╭──
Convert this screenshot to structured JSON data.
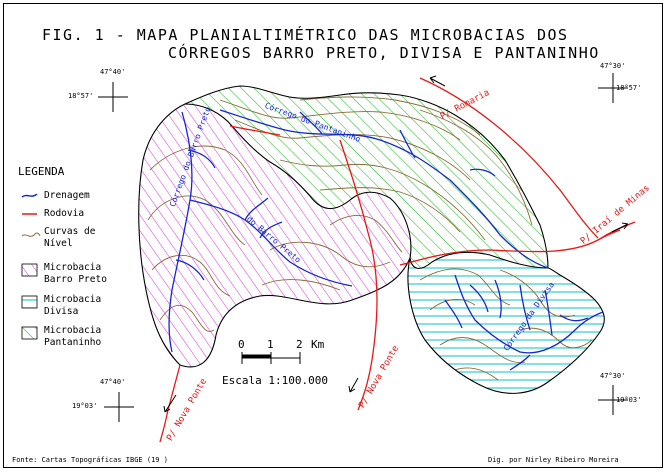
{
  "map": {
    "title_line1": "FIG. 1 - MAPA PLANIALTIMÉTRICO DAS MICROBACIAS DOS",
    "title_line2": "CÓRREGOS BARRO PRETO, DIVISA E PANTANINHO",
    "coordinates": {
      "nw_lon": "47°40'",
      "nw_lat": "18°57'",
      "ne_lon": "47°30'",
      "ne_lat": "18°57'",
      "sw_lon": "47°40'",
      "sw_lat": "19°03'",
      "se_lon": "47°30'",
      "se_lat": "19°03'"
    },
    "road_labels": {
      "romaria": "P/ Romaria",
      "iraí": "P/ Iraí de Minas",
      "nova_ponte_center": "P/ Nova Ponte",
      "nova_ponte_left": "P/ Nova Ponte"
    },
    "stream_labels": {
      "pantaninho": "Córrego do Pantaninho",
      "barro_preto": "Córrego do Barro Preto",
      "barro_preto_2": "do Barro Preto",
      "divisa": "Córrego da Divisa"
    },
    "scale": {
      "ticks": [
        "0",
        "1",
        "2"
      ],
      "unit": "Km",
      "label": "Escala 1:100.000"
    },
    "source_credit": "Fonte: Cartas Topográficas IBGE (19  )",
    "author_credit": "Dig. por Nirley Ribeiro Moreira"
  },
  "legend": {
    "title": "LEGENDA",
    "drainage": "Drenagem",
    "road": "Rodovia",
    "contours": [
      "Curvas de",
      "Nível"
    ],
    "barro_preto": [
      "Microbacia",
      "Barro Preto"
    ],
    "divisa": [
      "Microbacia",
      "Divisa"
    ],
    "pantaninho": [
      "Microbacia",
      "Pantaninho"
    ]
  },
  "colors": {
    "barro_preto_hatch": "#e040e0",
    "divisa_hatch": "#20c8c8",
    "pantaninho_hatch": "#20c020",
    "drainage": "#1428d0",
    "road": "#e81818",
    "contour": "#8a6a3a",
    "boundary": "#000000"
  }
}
╰──
╭──
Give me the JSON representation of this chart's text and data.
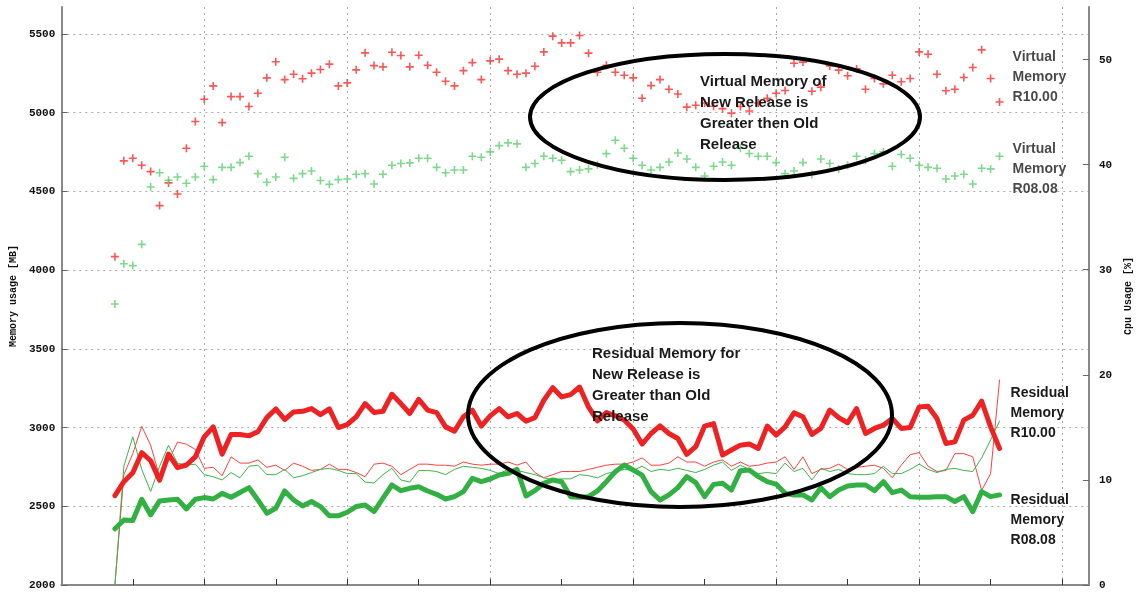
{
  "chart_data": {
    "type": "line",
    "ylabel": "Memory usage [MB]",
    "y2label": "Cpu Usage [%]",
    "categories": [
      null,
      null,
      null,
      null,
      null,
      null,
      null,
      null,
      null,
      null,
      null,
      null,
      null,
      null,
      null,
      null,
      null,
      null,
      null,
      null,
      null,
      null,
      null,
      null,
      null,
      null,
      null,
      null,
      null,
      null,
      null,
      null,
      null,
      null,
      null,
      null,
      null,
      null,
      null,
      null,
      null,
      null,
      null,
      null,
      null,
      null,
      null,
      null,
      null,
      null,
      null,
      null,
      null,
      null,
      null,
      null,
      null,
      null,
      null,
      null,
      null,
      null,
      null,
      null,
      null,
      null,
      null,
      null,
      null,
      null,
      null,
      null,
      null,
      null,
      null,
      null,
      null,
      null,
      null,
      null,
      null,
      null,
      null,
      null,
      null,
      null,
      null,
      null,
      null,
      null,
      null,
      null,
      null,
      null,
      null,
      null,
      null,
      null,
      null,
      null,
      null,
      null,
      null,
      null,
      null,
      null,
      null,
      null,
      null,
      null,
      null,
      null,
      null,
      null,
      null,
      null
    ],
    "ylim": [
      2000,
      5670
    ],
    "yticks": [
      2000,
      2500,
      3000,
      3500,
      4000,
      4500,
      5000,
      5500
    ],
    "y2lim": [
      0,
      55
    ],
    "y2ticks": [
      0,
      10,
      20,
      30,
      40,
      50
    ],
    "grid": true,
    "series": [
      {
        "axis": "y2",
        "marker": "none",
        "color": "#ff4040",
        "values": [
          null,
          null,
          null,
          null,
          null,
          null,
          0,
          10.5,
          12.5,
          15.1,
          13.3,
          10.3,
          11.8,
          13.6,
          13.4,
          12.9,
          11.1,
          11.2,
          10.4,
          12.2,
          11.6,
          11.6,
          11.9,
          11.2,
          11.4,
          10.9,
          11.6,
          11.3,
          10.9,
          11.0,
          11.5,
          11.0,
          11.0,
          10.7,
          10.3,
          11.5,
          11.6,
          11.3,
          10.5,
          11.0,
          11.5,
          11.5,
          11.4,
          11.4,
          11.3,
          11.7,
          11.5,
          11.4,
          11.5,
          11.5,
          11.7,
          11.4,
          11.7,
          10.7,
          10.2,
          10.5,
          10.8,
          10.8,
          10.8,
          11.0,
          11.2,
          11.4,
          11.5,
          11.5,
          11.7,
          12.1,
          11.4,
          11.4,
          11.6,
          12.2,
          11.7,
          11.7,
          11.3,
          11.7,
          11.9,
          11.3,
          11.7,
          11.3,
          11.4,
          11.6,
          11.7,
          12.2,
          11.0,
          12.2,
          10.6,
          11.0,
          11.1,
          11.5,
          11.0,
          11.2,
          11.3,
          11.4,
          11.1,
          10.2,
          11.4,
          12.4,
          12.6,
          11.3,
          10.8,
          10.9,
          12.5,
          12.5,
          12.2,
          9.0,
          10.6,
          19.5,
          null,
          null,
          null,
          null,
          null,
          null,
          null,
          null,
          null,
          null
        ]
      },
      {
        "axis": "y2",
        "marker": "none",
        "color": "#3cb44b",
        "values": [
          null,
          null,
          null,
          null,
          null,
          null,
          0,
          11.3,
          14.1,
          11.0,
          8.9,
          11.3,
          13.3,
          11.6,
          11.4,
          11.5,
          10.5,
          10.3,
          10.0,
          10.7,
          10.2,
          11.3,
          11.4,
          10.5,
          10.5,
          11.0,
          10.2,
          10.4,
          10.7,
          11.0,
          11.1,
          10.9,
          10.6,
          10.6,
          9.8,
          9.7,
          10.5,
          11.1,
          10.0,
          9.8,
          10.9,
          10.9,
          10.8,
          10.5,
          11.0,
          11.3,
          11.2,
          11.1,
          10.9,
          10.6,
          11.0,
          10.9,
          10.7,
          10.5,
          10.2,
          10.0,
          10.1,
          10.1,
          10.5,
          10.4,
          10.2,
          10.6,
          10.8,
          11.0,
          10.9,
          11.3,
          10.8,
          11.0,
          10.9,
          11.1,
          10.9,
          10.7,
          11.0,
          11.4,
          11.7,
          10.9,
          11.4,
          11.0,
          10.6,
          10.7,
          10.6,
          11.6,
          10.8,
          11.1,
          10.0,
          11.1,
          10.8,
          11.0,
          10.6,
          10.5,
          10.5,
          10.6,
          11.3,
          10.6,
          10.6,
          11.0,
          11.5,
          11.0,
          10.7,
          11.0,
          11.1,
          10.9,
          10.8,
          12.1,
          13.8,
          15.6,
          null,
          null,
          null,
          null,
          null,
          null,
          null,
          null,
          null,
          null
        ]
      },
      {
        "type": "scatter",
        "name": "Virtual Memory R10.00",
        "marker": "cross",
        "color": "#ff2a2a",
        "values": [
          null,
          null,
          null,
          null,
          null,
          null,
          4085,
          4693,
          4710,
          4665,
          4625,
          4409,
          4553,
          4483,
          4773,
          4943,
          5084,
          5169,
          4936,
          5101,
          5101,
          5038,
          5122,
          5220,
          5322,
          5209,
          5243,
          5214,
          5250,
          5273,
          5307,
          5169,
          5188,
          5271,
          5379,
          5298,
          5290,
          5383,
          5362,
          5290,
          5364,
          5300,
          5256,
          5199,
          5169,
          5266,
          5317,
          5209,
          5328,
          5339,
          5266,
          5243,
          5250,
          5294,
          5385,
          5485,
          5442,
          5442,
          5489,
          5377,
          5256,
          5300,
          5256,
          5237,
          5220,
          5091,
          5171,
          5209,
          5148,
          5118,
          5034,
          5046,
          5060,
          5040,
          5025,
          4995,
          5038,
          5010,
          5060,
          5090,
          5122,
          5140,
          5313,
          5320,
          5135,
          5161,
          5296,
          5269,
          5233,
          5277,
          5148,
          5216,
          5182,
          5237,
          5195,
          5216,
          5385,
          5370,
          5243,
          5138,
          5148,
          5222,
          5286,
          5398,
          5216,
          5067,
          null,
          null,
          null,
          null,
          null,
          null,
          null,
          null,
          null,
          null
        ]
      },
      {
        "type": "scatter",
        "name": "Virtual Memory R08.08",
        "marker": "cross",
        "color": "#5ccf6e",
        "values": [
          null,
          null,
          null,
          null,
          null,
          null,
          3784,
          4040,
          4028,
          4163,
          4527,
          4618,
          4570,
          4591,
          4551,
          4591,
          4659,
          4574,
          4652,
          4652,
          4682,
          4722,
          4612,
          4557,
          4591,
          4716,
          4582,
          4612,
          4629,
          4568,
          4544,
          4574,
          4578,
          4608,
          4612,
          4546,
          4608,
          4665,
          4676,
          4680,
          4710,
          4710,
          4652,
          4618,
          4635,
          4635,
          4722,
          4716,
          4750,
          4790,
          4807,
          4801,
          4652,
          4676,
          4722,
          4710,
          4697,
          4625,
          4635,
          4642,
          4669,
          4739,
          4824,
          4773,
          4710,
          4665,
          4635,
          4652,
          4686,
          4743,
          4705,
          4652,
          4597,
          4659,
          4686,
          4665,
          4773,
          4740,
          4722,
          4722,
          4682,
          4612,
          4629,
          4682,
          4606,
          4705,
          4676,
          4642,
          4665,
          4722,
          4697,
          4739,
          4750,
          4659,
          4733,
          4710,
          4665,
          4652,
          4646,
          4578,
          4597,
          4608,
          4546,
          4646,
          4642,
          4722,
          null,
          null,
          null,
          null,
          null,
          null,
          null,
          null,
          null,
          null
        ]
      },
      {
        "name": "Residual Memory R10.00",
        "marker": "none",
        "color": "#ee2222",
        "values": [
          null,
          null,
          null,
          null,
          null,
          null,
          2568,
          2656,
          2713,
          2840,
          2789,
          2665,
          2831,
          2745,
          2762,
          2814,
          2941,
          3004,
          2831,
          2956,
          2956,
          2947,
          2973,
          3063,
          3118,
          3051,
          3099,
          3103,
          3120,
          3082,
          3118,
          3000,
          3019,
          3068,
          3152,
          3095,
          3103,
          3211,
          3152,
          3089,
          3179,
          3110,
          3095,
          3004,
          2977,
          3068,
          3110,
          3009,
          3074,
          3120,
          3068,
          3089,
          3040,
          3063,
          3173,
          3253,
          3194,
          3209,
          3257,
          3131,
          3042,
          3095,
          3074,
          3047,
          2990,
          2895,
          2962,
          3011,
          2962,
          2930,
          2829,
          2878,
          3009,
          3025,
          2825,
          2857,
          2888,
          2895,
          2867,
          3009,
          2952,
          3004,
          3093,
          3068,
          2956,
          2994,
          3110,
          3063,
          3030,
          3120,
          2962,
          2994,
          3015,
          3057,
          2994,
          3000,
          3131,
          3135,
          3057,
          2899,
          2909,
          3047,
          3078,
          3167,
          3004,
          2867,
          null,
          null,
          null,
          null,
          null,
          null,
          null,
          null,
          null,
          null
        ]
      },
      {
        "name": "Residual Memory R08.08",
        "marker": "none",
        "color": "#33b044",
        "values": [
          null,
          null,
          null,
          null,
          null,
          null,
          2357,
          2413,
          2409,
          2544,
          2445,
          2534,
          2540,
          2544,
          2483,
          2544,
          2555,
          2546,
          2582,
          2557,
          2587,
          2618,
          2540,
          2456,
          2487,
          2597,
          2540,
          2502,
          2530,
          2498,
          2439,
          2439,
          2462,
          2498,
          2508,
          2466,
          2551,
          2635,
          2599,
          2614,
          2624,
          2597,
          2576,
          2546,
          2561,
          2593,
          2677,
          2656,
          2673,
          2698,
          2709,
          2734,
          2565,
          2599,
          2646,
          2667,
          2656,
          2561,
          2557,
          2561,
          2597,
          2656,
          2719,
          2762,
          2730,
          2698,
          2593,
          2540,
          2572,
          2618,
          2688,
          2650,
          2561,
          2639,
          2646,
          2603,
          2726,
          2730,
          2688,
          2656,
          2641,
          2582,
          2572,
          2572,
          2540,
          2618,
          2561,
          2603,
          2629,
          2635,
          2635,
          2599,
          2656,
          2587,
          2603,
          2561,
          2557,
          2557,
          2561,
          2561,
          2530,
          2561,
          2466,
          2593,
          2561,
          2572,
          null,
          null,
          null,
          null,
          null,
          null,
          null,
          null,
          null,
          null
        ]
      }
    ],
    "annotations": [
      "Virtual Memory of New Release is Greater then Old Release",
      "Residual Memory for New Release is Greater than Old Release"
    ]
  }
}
╰──
╭──
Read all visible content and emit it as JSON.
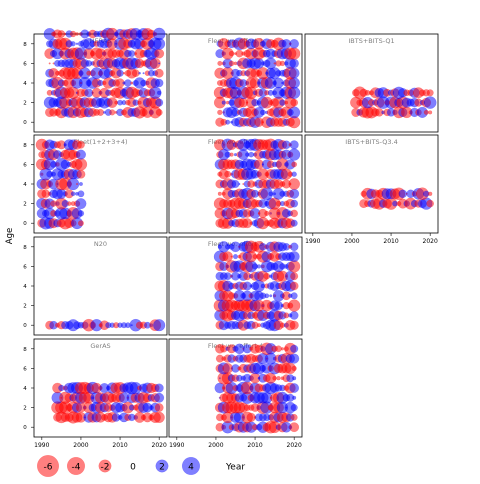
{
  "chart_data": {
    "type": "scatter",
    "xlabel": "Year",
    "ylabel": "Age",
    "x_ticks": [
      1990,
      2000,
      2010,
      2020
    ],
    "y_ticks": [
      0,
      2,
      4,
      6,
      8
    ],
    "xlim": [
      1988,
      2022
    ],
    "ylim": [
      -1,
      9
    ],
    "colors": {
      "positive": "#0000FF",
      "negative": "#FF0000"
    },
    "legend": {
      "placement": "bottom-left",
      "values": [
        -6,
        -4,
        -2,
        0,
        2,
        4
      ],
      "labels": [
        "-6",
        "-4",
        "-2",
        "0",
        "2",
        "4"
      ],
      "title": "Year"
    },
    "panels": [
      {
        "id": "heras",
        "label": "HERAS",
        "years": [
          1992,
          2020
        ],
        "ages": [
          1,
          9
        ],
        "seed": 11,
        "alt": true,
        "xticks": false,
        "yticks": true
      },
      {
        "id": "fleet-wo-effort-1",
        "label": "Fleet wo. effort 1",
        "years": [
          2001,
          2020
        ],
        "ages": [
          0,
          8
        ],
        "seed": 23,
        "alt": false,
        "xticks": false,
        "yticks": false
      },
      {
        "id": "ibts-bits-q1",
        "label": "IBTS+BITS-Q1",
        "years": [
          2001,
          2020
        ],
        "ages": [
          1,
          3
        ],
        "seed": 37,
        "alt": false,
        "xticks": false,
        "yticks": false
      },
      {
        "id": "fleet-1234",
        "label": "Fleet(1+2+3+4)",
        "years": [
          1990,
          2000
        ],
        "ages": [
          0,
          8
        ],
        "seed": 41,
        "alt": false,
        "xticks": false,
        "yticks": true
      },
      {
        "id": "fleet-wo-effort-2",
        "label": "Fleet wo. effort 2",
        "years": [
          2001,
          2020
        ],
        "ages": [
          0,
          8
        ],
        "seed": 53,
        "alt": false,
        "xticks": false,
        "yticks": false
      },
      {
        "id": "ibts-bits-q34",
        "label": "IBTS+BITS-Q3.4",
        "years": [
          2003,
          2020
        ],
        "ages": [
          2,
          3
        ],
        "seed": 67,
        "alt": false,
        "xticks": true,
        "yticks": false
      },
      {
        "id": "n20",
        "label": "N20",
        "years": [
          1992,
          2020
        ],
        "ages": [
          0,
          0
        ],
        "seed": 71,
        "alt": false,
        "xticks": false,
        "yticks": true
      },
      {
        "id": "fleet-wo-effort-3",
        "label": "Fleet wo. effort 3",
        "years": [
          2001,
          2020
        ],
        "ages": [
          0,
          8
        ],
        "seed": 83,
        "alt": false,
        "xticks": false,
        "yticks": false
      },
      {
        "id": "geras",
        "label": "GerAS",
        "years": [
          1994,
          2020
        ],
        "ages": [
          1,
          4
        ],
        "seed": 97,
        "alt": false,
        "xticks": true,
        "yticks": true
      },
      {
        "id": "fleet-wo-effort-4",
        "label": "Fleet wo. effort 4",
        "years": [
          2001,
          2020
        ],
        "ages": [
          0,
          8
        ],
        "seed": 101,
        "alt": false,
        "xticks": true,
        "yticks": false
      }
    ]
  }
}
╰──
__Problem to solve__.
Report how many lines of the preceding records include "Ponte". Output the number only.

__Answer below__.
2